(Dataset rows about figures)
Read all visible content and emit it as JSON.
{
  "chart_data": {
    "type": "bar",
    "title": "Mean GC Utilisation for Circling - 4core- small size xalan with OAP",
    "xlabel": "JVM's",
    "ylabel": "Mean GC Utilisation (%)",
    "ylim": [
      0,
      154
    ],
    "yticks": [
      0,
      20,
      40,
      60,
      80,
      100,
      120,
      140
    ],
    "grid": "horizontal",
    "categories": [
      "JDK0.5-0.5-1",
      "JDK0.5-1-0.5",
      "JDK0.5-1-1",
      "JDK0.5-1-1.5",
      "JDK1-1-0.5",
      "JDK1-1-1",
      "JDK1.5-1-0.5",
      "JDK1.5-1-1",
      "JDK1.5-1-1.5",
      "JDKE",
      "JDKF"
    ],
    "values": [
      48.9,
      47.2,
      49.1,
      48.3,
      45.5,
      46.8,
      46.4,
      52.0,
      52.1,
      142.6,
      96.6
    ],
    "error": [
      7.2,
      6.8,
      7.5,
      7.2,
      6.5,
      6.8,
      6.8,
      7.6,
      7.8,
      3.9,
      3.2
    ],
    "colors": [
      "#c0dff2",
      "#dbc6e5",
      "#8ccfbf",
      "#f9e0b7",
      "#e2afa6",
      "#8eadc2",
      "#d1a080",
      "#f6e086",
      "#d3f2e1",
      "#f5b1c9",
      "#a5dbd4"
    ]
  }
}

---

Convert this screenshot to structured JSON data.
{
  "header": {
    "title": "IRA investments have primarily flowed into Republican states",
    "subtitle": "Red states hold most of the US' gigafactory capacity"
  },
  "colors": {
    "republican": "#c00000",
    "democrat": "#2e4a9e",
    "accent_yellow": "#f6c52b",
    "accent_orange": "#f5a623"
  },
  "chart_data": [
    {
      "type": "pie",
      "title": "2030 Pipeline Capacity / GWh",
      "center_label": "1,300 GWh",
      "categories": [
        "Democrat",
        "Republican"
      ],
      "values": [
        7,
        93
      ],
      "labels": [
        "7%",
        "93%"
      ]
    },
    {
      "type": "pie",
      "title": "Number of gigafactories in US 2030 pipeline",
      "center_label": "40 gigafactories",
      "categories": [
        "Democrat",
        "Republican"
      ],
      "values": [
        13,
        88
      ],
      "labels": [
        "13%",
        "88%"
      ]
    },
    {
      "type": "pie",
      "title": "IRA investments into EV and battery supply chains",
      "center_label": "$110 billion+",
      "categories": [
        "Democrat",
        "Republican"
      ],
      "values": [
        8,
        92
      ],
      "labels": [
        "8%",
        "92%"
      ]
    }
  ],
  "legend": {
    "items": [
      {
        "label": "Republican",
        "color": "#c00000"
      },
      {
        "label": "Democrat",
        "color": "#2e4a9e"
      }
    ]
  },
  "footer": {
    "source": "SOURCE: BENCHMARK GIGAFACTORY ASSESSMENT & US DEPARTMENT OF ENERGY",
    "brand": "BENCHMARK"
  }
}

* [INSTRUCTIONS FOR THE TASK]
Show each line of the data that contains the string "states".

* [OUTPUT BELOW]
    "title": "IRA investments have primarily flowed into Republican states",
    "subtitle": "Red states hold most of the US' gigafactory capacity"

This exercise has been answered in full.